▶ **Provided passage**:

────

2015-05-26 Thread Elliot West (JIRA)

[ 
https://issues.apache.org/jira/browse/HIVE-10165?page=com.atlassian.jira.plugin.system.issuetabpanels:comment-tabpanelfocusedCommentId=14559866#comment-14559866
 ] 

Elliot West commented on HIVE-10165:


I'm not quite sure what to do next. I have a '-1' because some (unrelated) 
tests fail. However I (perhaps naïvely) don't believe this is connected to my 
patch. Could someone please review?

 Improve hive-hcatalog-streaming extensibility and support updates and deletes.
 --

 Key: HIVE-10165
 URL: https://issues.apache.org/jira/browse/HIVE-10165
 Project: Hive
  Issue Type: Improvement
  Components: HCatalog
Affects Versions: 1.2.0
Reporter: Elliot West
Assignee: Elliot West
  Labels: streaming_api
 Attachments: HIVE-10165.0.patch, HIVE-10165.4.patch, 
 HIVE-10165.5.patch


 h3. Overview
 I'd like to extend the 
 [hive-hcatalog-streaming|https://cwiki.apache.org/confluence/display/Hive/Streaming+Data+Ingest]
  API so that it also supports the writing of record updates and deletes in 
 addition to the already supported inserts.
 h3. Motivation
 We have many Hadoop processes outside of Hive that merge changed facts into 
 existing datasets. Traditionally we achieve this by: reading in a 
 ground-truth dataset and a modified dataset, grouping by a key, sorting by a 
 sequence and then applying a function to determine inserted, updated, and 
 deleted rows. However, in our current scheme we must rewrite all partitions 
 that may potentially contain changes. In practice the number of mutated 
 records is very small when compared with the records contained in a 
 partition. This approach results in a number of operational issues:
 * Excessive amount of write activity required for small data changes.
 * Downstream applications cannot robustly read these datasets while they are 
 being updated.
 * Due to scale of the updates (hundreds or partitions) the scope for 
 contention is high. 
 I believe we can address this problem by instead writing only the changed 
 records to a Hive transactional table. This should drastically reduce the 
 amount of data that we need to write and also provide a means for managing 
 concurrent access to the data. Our existing merge processes can read and 
 retain each record's {{ROW_ID}}/{{RecordIdentifier}} and pass this through to 
 an updated form of the hive-hcatalog-streaming API which will then have the 
 required data to perform an update or insert in a transactional manner. 
 h3. Benefits
 * Enables the creation of large-scale dataset merge processes  
 * Opens up Hive transactional functionality in an accessible manner to 
 processes that operate outside of Hive.

────

▶ **Information given**:
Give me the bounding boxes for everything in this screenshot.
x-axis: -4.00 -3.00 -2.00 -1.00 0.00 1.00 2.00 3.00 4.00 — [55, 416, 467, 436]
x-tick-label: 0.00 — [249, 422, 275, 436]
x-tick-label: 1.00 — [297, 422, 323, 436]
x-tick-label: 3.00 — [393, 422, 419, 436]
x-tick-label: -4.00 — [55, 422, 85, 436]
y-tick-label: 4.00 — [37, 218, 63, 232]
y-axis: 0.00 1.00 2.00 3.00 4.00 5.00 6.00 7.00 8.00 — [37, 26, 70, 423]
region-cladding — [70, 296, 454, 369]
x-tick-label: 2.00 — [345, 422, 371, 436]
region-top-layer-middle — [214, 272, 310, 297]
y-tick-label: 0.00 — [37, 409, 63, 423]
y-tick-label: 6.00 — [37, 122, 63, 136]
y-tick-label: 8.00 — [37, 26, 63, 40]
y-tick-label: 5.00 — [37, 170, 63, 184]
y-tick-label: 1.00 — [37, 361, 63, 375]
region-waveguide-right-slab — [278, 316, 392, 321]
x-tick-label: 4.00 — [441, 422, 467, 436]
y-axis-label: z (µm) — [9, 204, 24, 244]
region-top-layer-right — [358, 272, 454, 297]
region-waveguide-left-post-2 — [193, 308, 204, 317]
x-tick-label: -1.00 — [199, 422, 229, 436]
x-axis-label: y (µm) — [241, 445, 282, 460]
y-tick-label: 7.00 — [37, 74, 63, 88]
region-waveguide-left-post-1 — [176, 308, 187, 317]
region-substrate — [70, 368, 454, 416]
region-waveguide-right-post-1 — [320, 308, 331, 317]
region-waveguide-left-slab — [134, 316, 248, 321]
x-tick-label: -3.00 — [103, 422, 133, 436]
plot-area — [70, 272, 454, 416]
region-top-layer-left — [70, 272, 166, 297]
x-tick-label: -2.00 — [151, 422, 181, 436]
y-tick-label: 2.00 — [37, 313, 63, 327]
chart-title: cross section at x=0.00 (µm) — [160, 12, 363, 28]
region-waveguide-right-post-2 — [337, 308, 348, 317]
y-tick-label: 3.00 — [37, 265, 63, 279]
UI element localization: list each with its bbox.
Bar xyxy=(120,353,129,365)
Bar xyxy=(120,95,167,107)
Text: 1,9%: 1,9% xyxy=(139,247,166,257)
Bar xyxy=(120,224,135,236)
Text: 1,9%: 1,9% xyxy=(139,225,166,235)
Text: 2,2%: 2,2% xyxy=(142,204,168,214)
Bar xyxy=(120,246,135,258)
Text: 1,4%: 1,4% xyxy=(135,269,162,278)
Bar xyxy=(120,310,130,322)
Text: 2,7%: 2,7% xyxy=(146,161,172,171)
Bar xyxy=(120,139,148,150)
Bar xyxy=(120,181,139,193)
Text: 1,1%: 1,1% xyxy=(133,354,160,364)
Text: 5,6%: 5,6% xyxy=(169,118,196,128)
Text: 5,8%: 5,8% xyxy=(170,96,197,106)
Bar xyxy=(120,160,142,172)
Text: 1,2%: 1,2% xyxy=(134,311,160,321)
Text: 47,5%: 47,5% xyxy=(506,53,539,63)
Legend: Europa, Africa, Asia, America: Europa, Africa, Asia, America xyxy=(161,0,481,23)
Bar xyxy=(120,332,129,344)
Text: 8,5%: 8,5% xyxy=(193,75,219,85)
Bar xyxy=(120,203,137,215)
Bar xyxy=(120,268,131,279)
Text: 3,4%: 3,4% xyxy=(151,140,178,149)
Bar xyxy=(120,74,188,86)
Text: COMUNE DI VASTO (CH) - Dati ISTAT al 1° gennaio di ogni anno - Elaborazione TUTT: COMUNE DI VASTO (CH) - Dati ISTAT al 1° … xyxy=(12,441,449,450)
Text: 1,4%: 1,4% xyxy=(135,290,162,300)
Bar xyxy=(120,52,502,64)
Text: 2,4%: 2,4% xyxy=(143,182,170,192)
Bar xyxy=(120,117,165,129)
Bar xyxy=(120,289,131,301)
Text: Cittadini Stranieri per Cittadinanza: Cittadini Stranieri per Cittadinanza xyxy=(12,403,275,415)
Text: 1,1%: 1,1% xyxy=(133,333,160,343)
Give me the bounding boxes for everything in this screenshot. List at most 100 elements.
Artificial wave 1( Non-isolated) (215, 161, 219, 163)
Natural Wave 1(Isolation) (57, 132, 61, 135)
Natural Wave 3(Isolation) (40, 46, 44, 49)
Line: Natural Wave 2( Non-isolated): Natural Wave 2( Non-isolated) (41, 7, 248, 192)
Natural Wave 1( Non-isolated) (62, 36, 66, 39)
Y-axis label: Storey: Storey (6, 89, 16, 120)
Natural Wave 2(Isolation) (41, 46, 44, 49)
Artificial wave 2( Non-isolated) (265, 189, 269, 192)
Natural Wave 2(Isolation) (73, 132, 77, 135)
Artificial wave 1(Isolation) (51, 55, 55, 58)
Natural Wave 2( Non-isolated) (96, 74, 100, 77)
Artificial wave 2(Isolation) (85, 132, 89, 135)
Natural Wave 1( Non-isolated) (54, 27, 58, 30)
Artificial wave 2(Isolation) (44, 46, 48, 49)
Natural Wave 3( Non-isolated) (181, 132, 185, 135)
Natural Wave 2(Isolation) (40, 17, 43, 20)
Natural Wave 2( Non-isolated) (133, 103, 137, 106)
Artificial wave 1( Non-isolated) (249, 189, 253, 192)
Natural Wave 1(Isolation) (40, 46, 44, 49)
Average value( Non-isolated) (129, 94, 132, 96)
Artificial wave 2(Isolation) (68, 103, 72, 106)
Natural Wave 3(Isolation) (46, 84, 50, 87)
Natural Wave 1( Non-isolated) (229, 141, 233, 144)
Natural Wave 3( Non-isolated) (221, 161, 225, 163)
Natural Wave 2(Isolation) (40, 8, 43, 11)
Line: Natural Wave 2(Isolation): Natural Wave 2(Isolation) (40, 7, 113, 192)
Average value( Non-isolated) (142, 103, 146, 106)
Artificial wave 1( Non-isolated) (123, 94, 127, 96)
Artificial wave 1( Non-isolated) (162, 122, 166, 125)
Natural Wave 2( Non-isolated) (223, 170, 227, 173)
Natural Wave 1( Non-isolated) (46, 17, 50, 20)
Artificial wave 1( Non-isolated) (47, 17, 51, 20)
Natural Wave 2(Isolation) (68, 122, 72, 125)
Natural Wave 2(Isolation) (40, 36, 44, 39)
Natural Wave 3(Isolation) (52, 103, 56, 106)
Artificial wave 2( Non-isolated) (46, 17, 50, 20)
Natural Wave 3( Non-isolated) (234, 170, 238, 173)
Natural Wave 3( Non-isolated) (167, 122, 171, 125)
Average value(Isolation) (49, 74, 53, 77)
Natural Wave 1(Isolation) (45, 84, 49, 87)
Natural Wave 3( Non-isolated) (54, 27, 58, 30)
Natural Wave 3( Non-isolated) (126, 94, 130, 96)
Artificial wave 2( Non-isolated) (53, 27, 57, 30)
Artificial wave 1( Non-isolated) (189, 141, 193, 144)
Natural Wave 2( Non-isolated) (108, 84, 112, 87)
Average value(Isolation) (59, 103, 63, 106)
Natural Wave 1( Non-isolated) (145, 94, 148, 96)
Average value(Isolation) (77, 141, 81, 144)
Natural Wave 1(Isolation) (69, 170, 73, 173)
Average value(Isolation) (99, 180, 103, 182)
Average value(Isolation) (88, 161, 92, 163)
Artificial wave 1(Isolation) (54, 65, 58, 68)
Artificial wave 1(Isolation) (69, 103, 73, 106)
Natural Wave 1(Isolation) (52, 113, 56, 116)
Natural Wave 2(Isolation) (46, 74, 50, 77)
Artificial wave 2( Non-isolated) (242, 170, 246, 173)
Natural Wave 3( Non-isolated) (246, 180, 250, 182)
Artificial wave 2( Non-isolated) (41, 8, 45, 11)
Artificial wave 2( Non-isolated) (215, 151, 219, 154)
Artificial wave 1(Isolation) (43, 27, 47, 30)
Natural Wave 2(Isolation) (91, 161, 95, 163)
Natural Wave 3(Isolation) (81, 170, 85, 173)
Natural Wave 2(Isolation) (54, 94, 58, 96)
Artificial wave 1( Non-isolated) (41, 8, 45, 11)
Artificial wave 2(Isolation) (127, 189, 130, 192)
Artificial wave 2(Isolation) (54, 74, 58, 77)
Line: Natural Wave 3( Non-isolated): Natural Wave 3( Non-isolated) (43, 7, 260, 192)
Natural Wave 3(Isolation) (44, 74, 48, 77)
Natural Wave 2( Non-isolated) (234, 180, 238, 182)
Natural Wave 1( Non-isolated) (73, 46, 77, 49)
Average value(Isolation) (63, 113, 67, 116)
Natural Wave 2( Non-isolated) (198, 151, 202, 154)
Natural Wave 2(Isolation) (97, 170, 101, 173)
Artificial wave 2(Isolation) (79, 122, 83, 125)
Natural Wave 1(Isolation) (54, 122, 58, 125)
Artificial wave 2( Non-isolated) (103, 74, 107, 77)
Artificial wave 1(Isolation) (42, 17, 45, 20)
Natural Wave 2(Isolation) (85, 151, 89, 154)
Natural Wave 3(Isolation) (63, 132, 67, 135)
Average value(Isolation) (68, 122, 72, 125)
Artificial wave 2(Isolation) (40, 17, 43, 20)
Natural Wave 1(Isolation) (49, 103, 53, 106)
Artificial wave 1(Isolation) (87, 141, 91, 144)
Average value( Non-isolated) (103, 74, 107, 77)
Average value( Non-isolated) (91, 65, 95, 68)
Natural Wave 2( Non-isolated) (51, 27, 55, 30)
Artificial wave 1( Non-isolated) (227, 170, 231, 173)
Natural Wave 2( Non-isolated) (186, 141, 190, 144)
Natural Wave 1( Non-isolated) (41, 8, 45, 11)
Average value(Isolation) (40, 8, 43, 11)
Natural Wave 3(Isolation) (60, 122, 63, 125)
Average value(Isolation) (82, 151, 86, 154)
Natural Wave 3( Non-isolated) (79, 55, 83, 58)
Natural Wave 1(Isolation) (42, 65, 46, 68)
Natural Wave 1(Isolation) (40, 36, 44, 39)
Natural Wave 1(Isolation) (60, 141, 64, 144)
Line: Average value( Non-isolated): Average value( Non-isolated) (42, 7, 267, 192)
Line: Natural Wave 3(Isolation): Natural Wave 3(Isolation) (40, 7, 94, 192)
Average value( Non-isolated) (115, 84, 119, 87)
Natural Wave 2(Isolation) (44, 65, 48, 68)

────

▶ **Tasks to complete**:
a - Rewrite the Hive streaming thread from "2015-05-26 Thread Elliot" to "because some (unrelated)", putting "E. West" in place of "Elliot West".
b - Translate this sentence from the Hive streaming thread into Spanish: "In practice the number of mutated records is very small when compared with the records contained in a partition."

▶ **Set of answers**:
a -
2015-05-26 Thread E. West (JIRA)

[ 
https://issues.apache.org/jira/browse/HIVE-10165?page=com.atlassian.jira.plugin.system.issuetabpanels:comment-tabpanelfocusedCommentId=14559866#comment-14559866
 ] 

E. West commented on HIVE-10165:


I'm not quite sure what to do next. I have a '-1' because some (unrelated)

b - En la práctica, el número de registros modificados es muy pequeño en comparación con los registros contenidos en una partición.